## Objective
Reproduce the text about the album Rockin' into the Night word for word, in full.

Studio album by 38 Special
- Released: October 3, 1979
- Recorded: 1979
- Studio: Studio One (Doraville, Georgia)
- Genre: Southern rock; rock;
- Length: 38:29
- Label: A&M
- Producer: Rodney Mills

38 Special chronology
| Special Delivery (1978) | Rockin' into the Night (1979) | Wild-Eyed Southern Boys (1981) |

= Rockin' into the Night =

Rockin' into the Night is the third studio album by the Southern rock band 38 Special, released in 1979.

The title track, written by three members of Survivor, became the band's first big hit (peaking at No. 43 during a nine-week run on the Billboard Hot 100 singles chart), and marked the first of many songs Jim Peterik would write for and with the band.

## Supplied data

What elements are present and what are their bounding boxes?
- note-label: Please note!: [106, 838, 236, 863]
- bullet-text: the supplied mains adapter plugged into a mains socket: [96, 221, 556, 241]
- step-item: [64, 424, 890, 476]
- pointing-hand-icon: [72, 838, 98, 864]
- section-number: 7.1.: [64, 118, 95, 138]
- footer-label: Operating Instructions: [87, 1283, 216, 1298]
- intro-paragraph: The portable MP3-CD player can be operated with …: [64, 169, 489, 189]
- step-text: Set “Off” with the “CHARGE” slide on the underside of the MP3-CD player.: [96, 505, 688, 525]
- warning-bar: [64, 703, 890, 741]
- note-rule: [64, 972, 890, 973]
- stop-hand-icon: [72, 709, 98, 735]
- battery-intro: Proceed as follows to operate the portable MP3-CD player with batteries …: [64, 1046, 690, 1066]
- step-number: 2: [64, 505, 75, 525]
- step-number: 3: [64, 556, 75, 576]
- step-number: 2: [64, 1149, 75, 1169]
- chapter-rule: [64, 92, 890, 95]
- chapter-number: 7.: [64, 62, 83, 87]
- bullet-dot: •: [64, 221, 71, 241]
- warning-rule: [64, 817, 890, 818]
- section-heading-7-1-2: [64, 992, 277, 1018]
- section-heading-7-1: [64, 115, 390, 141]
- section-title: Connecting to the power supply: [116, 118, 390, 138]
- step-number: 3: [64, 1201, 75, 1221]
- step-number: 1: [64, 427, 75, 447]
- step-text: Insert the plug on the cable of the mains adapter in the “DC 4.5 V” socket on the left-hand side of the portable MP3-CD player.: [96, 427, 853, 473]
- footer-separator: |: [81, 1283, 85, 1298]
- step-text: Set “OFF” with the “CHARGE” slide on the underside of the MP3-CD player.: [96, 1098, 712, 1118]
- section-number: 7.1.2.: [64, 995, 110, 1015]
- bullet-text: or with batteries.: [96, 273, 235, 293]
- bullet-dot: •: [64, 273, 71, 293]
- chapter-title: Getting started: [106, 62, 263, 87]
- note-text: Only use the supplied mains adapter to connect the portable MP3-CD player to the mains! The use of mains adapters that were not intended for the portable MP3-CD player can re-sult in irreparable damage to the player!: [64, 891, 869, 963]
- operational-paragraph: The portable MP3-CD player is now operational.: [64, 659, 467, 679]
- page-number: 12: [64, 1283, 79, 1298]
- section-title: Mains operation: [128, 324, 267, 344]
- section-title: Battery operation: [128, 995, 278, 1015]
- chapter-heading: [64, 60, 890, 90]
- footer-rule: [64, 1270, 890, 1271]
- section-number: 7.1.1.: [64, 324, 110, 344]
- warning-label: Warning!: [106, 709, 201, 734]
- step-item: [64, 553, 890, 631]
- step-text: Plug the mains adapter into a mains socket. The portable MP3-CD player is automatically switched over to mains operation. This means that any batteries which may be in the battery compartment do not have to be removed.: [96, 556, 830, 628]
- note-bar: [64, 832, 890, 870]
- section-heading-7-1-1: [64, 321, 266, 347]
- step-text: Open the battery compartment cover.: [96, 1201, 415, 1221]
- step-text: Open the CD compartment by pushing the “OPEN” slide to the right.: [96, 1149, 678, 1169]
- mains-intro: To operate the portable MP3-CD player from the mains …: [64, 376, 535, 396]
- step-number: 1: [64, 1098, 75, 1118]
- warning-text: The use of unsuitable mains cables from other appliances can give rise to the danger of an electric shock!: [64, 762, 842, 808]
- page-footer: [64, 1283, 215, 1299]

## Output below
Studio album by 38 Special
- Released: October 3, 1979
- Recorded: 1979
- Studio: Studio One (Doraville, Georgia)
- Genre: Southern rock; rock;
- Length: 38:29
- Label: A&M
- Producer: Rodney Mills

38 Special chronology
| Special Delivery (1978) | Rockin' into the Night (1979) | Wild-Eyed Southern Boys (1981) |

= Rockin' into the Night =

Rockin' into the Night is the third studio album by the Southern rock band 38 Special, released in 1979.

The title track, written by three members of Survivor, became the band's first big hit (peaking at No. 43 during a nine-week run on the Billboard Hot 100 singles chart), and marked the first of many songs Jim Peterik would write for and with the band.